Problem requirements:
Copy every record below, exactly as written.

Input material:
____

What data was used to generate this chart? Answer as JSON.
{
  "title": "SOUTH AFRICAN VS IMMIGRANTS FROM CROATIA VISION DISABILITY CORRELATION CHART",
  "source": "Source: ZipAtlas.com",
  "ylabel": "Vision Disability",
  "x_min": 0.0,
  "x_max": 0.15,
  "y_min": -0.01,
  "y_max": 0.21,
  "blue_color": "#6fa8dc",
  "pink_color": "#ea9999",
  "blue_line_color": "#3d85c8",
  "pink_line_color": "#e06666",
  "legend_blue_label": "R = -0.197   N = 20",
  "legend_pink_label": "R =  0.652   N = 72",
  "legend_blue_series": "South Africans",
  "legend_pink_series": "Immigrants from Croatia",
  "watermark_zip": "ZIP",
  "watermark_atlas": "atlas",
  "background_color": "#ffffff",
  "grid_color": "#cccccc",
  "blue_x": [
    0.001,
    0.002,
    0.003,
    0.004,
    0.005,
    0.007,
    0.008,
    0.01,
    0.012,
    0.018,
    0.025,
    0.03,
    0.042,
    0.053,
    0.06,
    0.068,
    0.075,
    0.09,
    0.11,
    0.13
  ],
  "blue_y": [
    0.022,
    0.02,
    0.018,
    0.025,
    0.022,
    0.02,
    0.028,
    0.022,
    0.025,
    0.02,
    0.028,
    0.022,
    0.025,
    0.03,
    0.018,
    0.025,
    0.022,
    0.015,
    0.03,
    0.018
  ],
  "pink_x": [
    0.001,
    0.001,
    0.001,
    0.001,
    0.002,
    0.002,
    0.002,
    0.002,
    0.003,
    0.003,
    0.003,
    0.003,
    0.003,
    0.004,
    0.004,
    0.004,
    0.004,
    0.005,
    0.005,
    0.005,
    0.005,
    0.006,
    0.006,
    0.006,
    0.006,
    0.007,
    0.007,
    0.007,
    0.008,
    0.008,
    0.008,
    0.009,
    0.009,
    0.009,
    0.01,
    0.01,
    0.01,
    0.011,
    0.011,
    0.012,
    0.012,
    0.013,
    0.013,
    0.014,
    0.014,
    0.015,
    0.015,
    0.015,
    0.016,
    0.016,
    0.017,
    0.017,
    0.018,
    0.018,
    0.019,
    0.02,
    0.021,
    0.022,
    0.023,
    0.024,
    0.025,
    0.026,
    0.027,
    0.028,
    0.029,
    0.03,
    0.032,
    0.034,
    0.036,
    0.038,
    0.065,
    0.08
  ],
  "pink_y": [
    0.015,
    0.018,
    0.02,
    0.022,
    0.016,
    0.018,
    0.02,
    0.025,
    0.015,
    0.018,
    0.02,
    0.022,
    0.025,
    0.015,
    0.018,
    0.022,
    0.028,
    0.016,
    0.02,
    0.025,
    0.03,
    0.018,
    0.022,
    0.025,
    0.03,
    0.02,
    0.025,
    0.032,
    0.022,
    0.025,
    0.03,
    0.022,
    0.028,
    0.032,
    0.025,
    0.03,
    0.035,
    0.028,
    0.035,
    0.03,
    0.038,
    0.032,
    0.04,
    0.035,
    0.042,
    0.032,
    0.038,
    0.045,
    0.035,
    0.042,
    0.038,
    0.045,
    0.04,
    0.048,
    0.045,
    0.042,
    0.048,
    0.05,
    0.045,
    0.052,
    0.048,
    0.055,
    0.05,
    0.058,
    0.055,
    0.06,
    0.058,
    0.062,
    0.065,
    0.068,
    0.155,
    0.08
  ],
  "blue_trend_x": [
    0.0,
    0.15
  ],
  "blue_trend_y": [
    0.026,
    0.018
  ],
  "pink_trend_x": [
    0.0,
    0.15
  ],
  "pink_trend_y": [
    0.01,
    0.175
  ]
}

____

Task solution:
What data was used to generate this chart? Answer as JSON.
{
  "title": "SOUTH AFRICAN VS IMMIGRANTS FROM CROATIA VISION DISABILITY CORRELATION CHART",
  "source": "Source: ZipAtlas.com",
  "ylabel": "Vision Disability",
  "x_min": 0.0,
  "x_max": 0.15,
  "y_min": -0.01,
  "y_max": 0.21,
  "blue_color": "#6fa8dc",
  "pink_color": "#ea9999",
  "blue_line_color": "#3d85c8",
  "pink_line_color": "#e06666",
  "legend_blue_label": "R = -0.197   N = 20",
  "legend_pink_label": "R =  0.652   N = 72",
  "legend_blue_series": "South Africans",
  "legend_pink_series": "Immigrants from Croatia",
  "watermark_zip": "ZIP",
  "watermark_atlas": "atlas",
  "background_color": "#ffffff",
  "grid_color": "#cccccc",
  "blue_x": [
    0.001,
    0.002,
    0.003,
    0.004,
    0.005,
    0.007,
    0.008,
    0.01,
    0.012,
    0.018,
    0.025,
    0.03,
    0.042,
    0.053,
    0.06,
    0.068,
    0.075,
    0.09,
    0.11,
    0.13
  ],
  "blue_y": [
    0.022,
    0.02,
    0.018,
    0.025,
    0.022,
    0.02,
    0.028,
    0.022,
    0.025,
    0.02,
    0.028,
    0.022,
    0.025,
    0.03,
    0.018,
    0.025,
    0.022,
    0.015,
    0.03,
    0.018
  ],
  "pink_x": [
    0.001,
    0.001,
    0.001,
    0.001,
    0.002,
    0.002,
    0.002,
    0.002,
    0.003,
    0.003,
    0.003,
    0.003,
    0.003,
    0.004,
    0.004,
    0.004,
    0.004,
    0.005,
    0.005,
    0.005,
    0.005,
    0.006,
    0.006,
    0.006,
    0.006,
    0.007,
    0.007,
    0.007,
    0.008,
    0.008,
    0.008,
    0.009,
    0.009,
    0.009,
    0.01,
    0.01,
    0.01,
    0.011,
    0.011,
    0.012,
    0.012,
    0.013,
    0.013,
    0.014,
    0.014,
    0.015,
    0.015,
    0.015,
    0.016,
    0.016,
    0.017,
    0.017,
    0.018,
    0.018,
    0.019,
    0.02,
    0.021,
    0.022,
    0.023,
    0.024,
    0.025,
    0.026,
    0.027,
    0.028,
    0.029,
    0.03,
    0.032,
    0.034,
    0.036,
    0.038,
    0.065,
    0.08
  ],
  "pink_y": [
    0.015,
    0.018,
    0.02,
    0.022,
    0.016,
    0.018,
    0.02,
    0.025,
    0.015,
    0.018,
    0.02,
    0.022,
    0.025,
    0.015,
    0.018,
    0.022,
    0.028,
    0.016,
    0.02,
    0.025,
    0.03,
    0.018,
    0.022,
    0.025,
    0.03,
    0.02,
    0.025,
    0.032,
    0.022,
    0.025,
    0.03,
    0.022,
    0.028,
    0.032,
    0.025,
    0.03,
    0.035,
    0.028,
    0.035,
    0.03,
    0.038,
    0.032,
    0.04,
    0.035,
    0.042,
    0.032,
    0.038,
    0.045,
    0.035,
    0.042,
    0.038,
    0.045,
    0.04,
    0.048,
    0.045,
    0.042,
    0.048,
    0.05,
    0.045,
    0.052,
    0.048,
    0.055,
    0.05,
    0.058,
    0.055,
    0.06,
    0.058,
    0.062,
    0.065,
    0.068,
    0.155,
    0.08
  ],
  "blue_trend_x": [
    0.0,
    0.15
  ],
  "blue_trend_y": [
    0.026,
    0.018
  ],
  "pink_trend_x": [
    0.0,
    0.15
  ],
  "pink_trend_y": [
    0.01,
    0.175
  ]
}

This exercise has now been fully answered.